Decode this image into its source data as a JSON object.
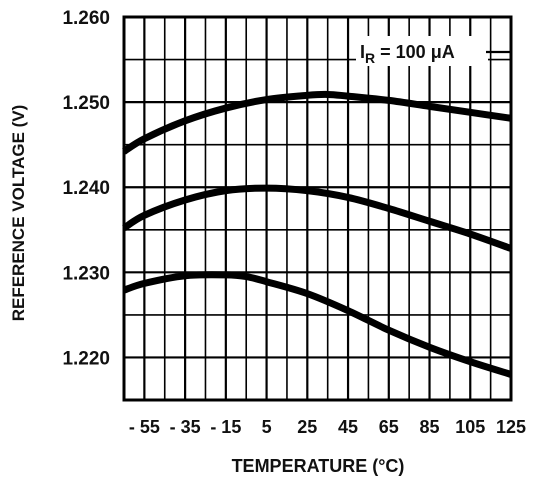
{
  "chart_data": {
    "type": "line",
    "title": "",
    "xlabel": "TEMPERATURE (°C)",
    "ylabel": "REFERENCE VOLTAGE (V)",
    "xlim": [
      -65,
      125
    ],
    "ylim": [
      1.215,
      1.26
    ],
    "x_ticks": [
      -55,
      -35,
      -15,
      5,
      25,
      45,
      65,
      85,
      105,
      125
    ],
    "x_tick_labels": [
      "- 55",
      "- 35",
      "- 15",
      "5",
      "25",
      "45",
      "65",
      "85",
      "105",
      "125"
    ],
    "y_ticks": [
      1.26,
      1.25,
      1.24,
      1.23,
      1.22
    ],
    "y_tick_labels": [
      "1.260",
      "1.250",
      "1.240",
      "1.230",
      "1.220"
    ],
    "grid": true,
    "annotation": {
      "prefix": "I",
      "subscript": "R",
      "suffix": " = 100 μA"
    },
    "colors": {
      "line": "#000000",
      "grid": "#000000",
      "background": "#ffffff"
    },
    "series": [
      {
        "x": [
          -65,
          -55,
          -35,
          -15,
          5,
          25,
          35,
          45,
          65,
          85,
          105,
          125
        ],
        "y": [
          1.2442,
          1.2457,
          1.2478,
          1.2493,
          1.2503,
          1.2508,
          1.2509,
          1.2507,
          1.2502,
          1.2495,
          1.2488,
          1.2481
        ]
      },
      {
        "x": [
          -65,
          -55,
          -35,
          -15,
          5,
          25,
          45,
          65,
          85,
          105,
          125
        ],
        "y": [
          1.2352,
          1.2367,
          1.2385,
          1.2396,
          1.2399,
          1.2396,
          1.2388,
          1.2375,
          1.236,
          1.2345,
          1.2328
        ]
      },
      {
        "x": [
          -65,
          -55,
          -35,
          -15,
          -5,
          5,
          25,
          45,
          65,
          85,
          105,
          125
        ],
        "y": [
          1.2279,
          1.2287,
          1.2296,
          1.2297,
          1.2295,
          1.2289,
          1.2275,
          1.2255,
          1.2232,
          1.2212,
          1.2195,
          1.218
        ]
      }
    ]
  }
}
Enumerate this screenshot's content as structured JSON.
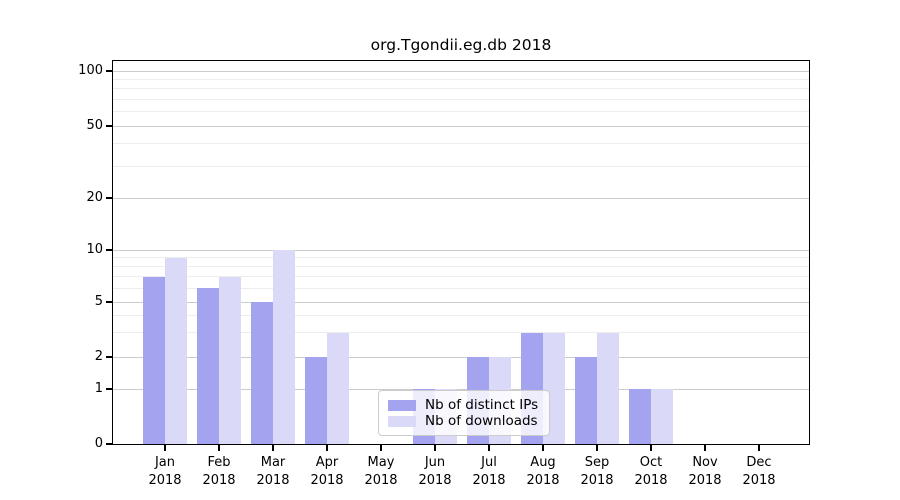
{
  "chart_data": {
    "type": "bar",
    "title": "org.Tgondii.eg.db 2018",
    "categories": [
      "Jan",
      "Feb",
      "Mar",
      "Apr",
      "May",
      "Jun",
      "Jul",
      "Aug",
      "Sep",
      "Oct",
      "Nov",
      "Dec"
    ],
    "x_year_label": "2018",
    "series": [
      {
        "name": "Nb of distinct IPs",
        "color": "#a3a3f0",
        "values": [
          7,
          6,
          5,
          2,
          0,
          1,
          2,
          3,
          2,
          1,
          0,
          0
        ]
      },
      {
        "name": "Nb of downloads",
        "color": "#dadaf8",
        "values": [
          9,
          7,
          10,
          3,
          0,
          1,
          2,
          3,
          3,
          1,
          0,
          0
        ]
      }
    ],
    "y_axis": {
      "ticks": [
        0,
        1,
        2,
        5,
        10,
        20,
        50,
        100
      ],
      "minor_gridlines": [
        3,
        4,
        6,
        7,
        8,
        9,
        30,
        40,
        60,
        70,
        80,
        90
      ],
      "scale": "log-like",
      "ylim": [
        0,
        100
      ]
    },
    "legend": {
      "position": "lower center",
      "entries": [
        "Nb of distinct IPs",
        "Nb of downloads"
      ]
    },
    "grid": true
  },
  "colors": {
    "major_grid": "#cccccc",
    "minor_grid": "#ededed",
    "axis": "#000000",
    "background": "#ffffff",
    "text": "#000000"
  }
}
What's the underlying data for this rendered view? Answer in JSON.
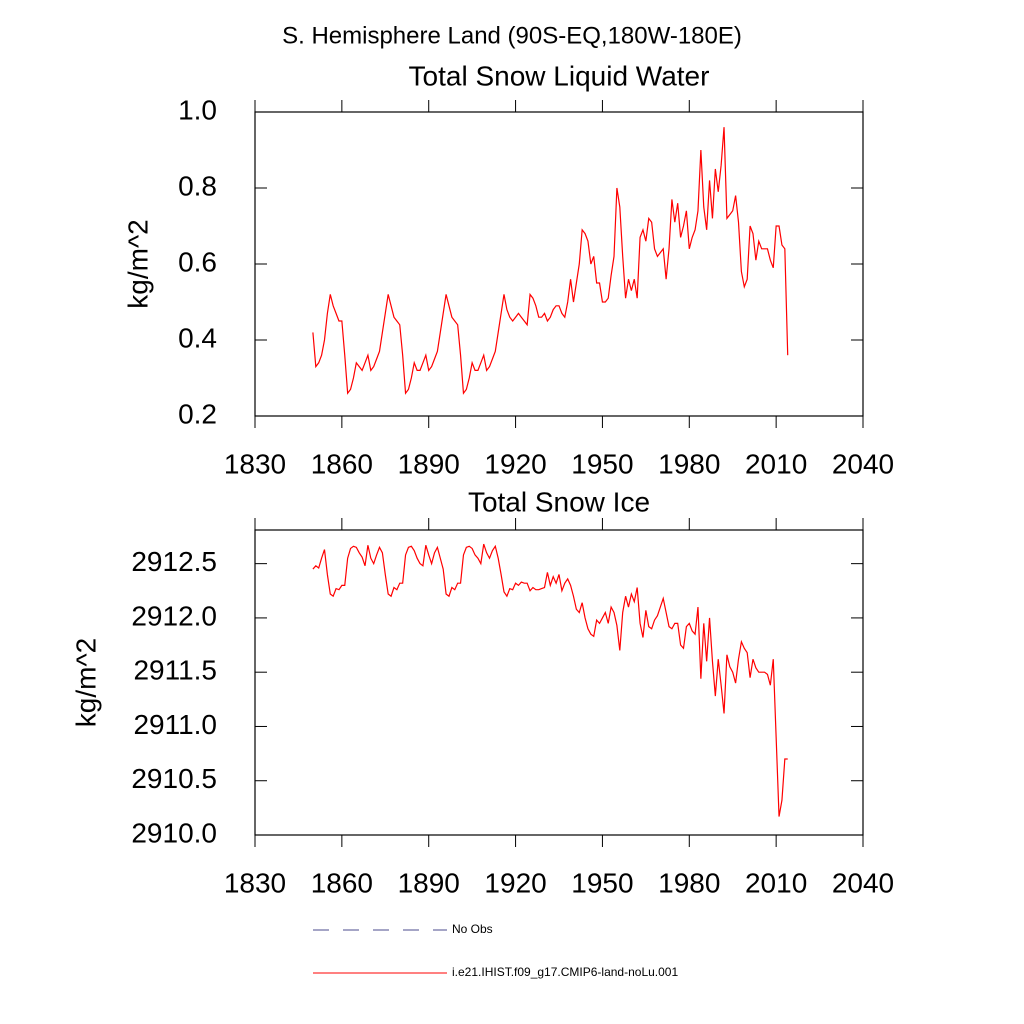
{
  "title": "S. Hemisphere Land (90S-EQ,180W-180E)",
  "chart_data": [
    {
      "type": "line",
      "title": "Total Snow Liquid Water",
      "ylabel": "kg/m^2",
      "color": "#ff0000",
      "x": [
        1850,
        1851,
        1852,
        1853,
        1854,
        1855,
        1856,
        1857,
        1858,
        1859,
        1860,
        1861,
        1862,
        1863,
        1864,
        1865,
        1866,
        1867,
        1868,
        1869,
        1870,
        1871,
        1872,
        1873,
        1874,
        1875,
        1876,
        1877,
        1878,
        1879,
        1880,
        1881,
        1882,
        1883,
        1884,
        1885,
        1886,
        1887,
        1888,
        1889,
        1890,
        1891,
        1892,
        1893,
        1894,
        1895,
        1896,
        1897,
        1898,
        1899,
        1900,
        1901,
        1902,
        1903,
        1904,
        1905,
        1906,
        1907,
        1908,
        1909,
        1910,
        1911,
        1912,
        1913,
        1914,
        1915,
        1916,
        1917,
        1918,
        1919,
        1920,
        1921,
        1922,
        1923,
        1924,
        1925,
        1926,
        1927,
        1928,
        1929,
        1930,
        1931,
        1932,
        1933,
        1934,
        1935,
        1936,
        1937,
        1938,
        1939,
        1940,
        1941,
        1942,
        1943,
        1944,
        1945,
        1946,
        1947,
        1948,
        1949,
        1950,
        1951,
        1952,
        1953,
        1954,
        1955,
        1956,
        1957,
        1958,
        1959,
        1960,
        1961,
        1962,
        1963,
        1964,
        1965,
        1966,
        1967,
        1968,
        1969,
        1970,
        1971,
        1972,
        1973,
        1974,
        1975,
        1976,
        1977,
        1978,
        1979,
        1980,
        1981,
        1982,
        1983,
        1984,
        1985,
        1986,
        1987,
        1988,
        1989,
        1990,
        1991,
        1992,
        1993,
        1994,
        1995,
        1996,
        1997,
        1998,
        1999,
        2000,
        2001,
        2002,
        2003,
        2004,
        2005,
        2006,
        2007,
        2008,
        2009,
        2010,
        2011,
        2012,
        2013,
        2014
      ],
      "values": [
        0.42,
        0.33,
        0.34,
        0.36,
        0.4,
        0.47,
        0.52,
        0.49,
        0.47,
        0.45,
        0.45,
        0.36,
        0.26,
        0.27,
        0.3,
        0.34,
        0.33,
        0.32,
        0.34,
        0.36,
        0.32,
        0.33,
        0.35,
        0.37,
        0.42,
        0.47,
        0.52,
        0.49,
        0.46,
        0.45,
        0.44,
        0.36,
        0.26,
        0.27,
        0.3,
        0.34,
        0.32,
        0.32,
        0.34,
        0.36,
        0.32,
        0.33,
        0.35,
        0.37,
        0.42,
        0.47,
        0.52,
        0.49,
        0.46,
        0.45,
        0.44,
        0.36,
        0.26,
        0.27,
        0.3,
        0.34,
        0.32,
        0.32,
        0.34,
        0.36,
        0.32,
        0.33,
        0.35,
        0.37,
        0.42,
        0.47,
        0.52,
        0.48,
        0.46,
        0.45,
        0.46,
        0.47,
        0.46,
        0.45,
        0.44,
        0.52,
        0.51,
        0.49,
        0.46,
        0.46,
        0.47,
        0.45,
        0.46,
        0.48,
        0.49,
        0.49,
        0.47,
        0.46,
        0.5,
        0.56,
        0.5,
        0.55,
        0.6,
        0.69,
        0.68,
        0.66,
        0.6,
        0.62,
        0.55,
        0.55,
        0.5,
        0.5,
        0.51,
        0.57,
        0.62,
        0.8,
        0.75,
        0.62,
        0.51,
        0.56,
        0.53,
        0.56,
        0.51,
        0.67,
        0.69,
        0.66,
        0.72,
        0.71,
        0.64,
        0.62,
        0.63,
        0.64,
        0.56,
        0.64,
        0.77,
        0.71,
        0.76,
        0.67,
        0.7,
        0.74,
        0.64,
        0.67,
        0.69,
        0.74,
        0.9,
        0.75,
        0.69,
        0.82,
        0.72,
        0.85,
        0.79,
        0.86,
        0.96,
        0.72,
        0.73,
        0.74,
        0.78,
        0.71,
        0.58,
        0.54,
        0.56,
        0.7,
        0.68,
        0.61,
        0.66,
        0.64,
        0.64,
        0.64,
        0.61,
        0.59,
        0.7,
        0.7,
        0.65,
        0.64,
        0.36
      ],
      "xlim": [
        1830,
        2040
      ],
      "xticks": [
        1830,
        1860,
        1890,
        1920,
        1950,
        1980,
        2010,
        2040
      ],
      "ylim": [
        0.2,
        1.0
      ],
      "yticks": [
        0.2,
        0.4,
        0.6,
        0.8,
        {
          "value": 1,
          "label": "1.0"
        }
      ]
    },
    {
      "type": "line",
      "title": "Total Snow Ice",
      "ylabel": "kg/m^2",
      "color": "#ff0000",
      "x": [
        1850,
        1851,
        1852,
        1853,
        1854,
        1855,
        1856,
        1857,
        1858,
        1859,
        1860,
        1861,
        1862,
        1863,
        1864,
        1865,
        1866,
        1867,
        1868,
        1869,
        1870,
        1871,
        1872,
        1873,
        1874,
        1875,
        1876,
        1877,
        1878,
        1879,
        1880,
        1881,
        1882,
        1883,
        1884,
        1885,
        1886,
        1887,
        1888,
        1889,
        1890,
        1891,
        1892,
        1893,
        1894,
        1895,
        1896,
        1897,
        1898,
        1899,
        1900,
        1901,
        1902,
        1903,
        1904,
        1905,
        1906,
        1907,
        1908,
        1909,
        1910,
        1911,
        1912,
        1913,
        1914,
        1915,
        1916,
        1917,
        1918,
        1919,
        1920,
        1921,
        1922,
        1923,
        1924,
        1925,
        1926,
        1927,
        1928,
        1929,
        1930,
        1931,
        1932,
        1933,
        1934,
        1935,
        1936,
        1937,
        1938,
        1939,
        1940,
        1941,
        1942,
        1943,
        1944,
        1945,
        1946,
        1947,
        1948,
        1949,
        1950,
        1951,
        1952,
        1953,
        1954,
        1955,
        1956,
        1957,
        1958,
        1959,
        1960,
        1961,
        1962,
        1963,
        1964,
        1965,
        1966,
        1967,
        1968,
        1969,
        1970,
        1971,
        1972,
        1973,
        1974,
        1975,
        1976,
        1977,
        1978,
        1979,
        1980,
        1981,
        1982,
        1983,
        1984,
        1985,
        1986,
        1987,
        1988,
        1989,
        1990,
        1991,
        1992,
        1993,
        1994,
        1995,
        1996,
        1997,
        1998,
        1999,
        2000,
        2001,
        2002,
        2003,
        2004,
        2005,
        2006,
        2007,
        2008,
        2009,
        2010,
        2011,
        2012,
        2013,
        2014
      ],
      "values": [
        2912.45,
        2912.48,
        2912.46,
        2912.55,
        2912.63,
        2912.4,
        2912.22,
        2912.2,
        2912.27,
        2912.26,
        2912.3,
        2912.3,
        2912.55,
        2912.64,
        2912.66,
        2912.65,
        2912.6,
        2912.56,
        2912.48,
        2912.67,
        2912.55,
        2912.5,
        2912.58,
        2912.65,
        2912.6,
        2912.4,
        2912.22,
        2912.2,
        2912.28,
        2912.26,
        2912.32,
        2912.32,
        2912.58,
        2912.65,
        2912.66,
        2912.62,
        2912.55,
        2912.5,
        2912.48,
        2912.67,
        2912.58,
        2912.5,
        2912.6,
        2912.65,
        2912.55,
        2912.45,
        2912.22,
        2912.2,
        2912.28,
        2912.26,
        2912.32,
        2912.32,
        2912.58,
        2912.65,
        2912.66,
        2912.64,
        2912.58,
        2912.55,
        2912.5,
        2912.68,
        2912.6,
        2912.55,
        2912.62,
        2912.66,
        2912.55,
        2912.4,
        2912.24,
        2912.2,
        2912.27,
        2912.26,
        2912.32,
        2912.3,
        2912.33,
        2912.32,
        2912.32,
        2912.25,
        2912.28,
        2912.26,
        2912.26,
        2912.27,
        2912.28,
        2912.42,
        2912.3,
        2912.38,
        2912.32,
        2912.4,
        2912.25,
        2912.32,
        2912.36,
        2912.3,
        2912.2,
        2912.08,
        2912.05,
        2912.14,
        2912.0,
        2911.9,
        2911.85,
        2911.83,
        2911.98,
        2911.95,
        2912.0,
        2912.05,
        2911.95,
        2912.1,
        2912.05,
        2911.93,
        2911.7,
        2912.05,
        2912.2,
        2912.1,
        2912.22,
        2912.15,
        2912.28,
        2911.95,
        2911.82,
        2912.07,
        2911.92,
        2911.9,
        2911.98,
        2912.02,
        2912.1,
        2912.18,
        2912.05,
        2911.92,
        2911.9,
        2911.95,
        2911.95,
        2911.75,
        2911.72,
        2911.92,
        2911.95,
        2911.88,
        2911.85,
        2912.1,
        2911.44,
        2911.95,
        2911.6,
        2912.0,
        2911.6,
        2911.28,
        2911.62,
        2911.38,
        2911.12,
        2911.66,
        2911.55,
        2911.5,
        2911.4,
        2911.62,
        2911.78,
        2911.72,
        2911.68,
        2911.45,
        2911.62,
        2911.54,
        2911.5,
        2911.5,
        2911.5,
        2911.48,
        2911.38,
        2911.62,
        2910.9,
        2910.17,
        2910.32,
        2910.7,
        2910.7
      ],
      "xlim": [
        1830,
        2040
      ],
      "xticks": [
        1830,
        1860,
        1890,
        1920,
        1950,
        1980,
        2010,
        2040
      ],
      "ylim": [
        2910,
        2912.81
      ],
      "yticks": [
        {
          "value": 2910,
          "label": "2910.0"
        },
        2910.5,
        {
          "value": 2911,
          "label": "2911.0"
        },
        2911.5,
        {
          "value": 2912,
          "label": "2912.0"
        },
        2912.5
      ]
    }
  ],
  "legend": [
    {
      "label": "No Obs",
      "color": "#4b4b8c",
      "dash": true
    },
    {
      "label": "i.e21.IHIST.f09_g17.CMIP6-land-noLu.001",
      "color": "#ff0000",
      "dash": false
    }
  ]
}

▸ **Job**
Return each line in the records that holds the string "ffffff".

▸ **Expected output**
      "background": "#ffffff"
    "background": "#ffffff",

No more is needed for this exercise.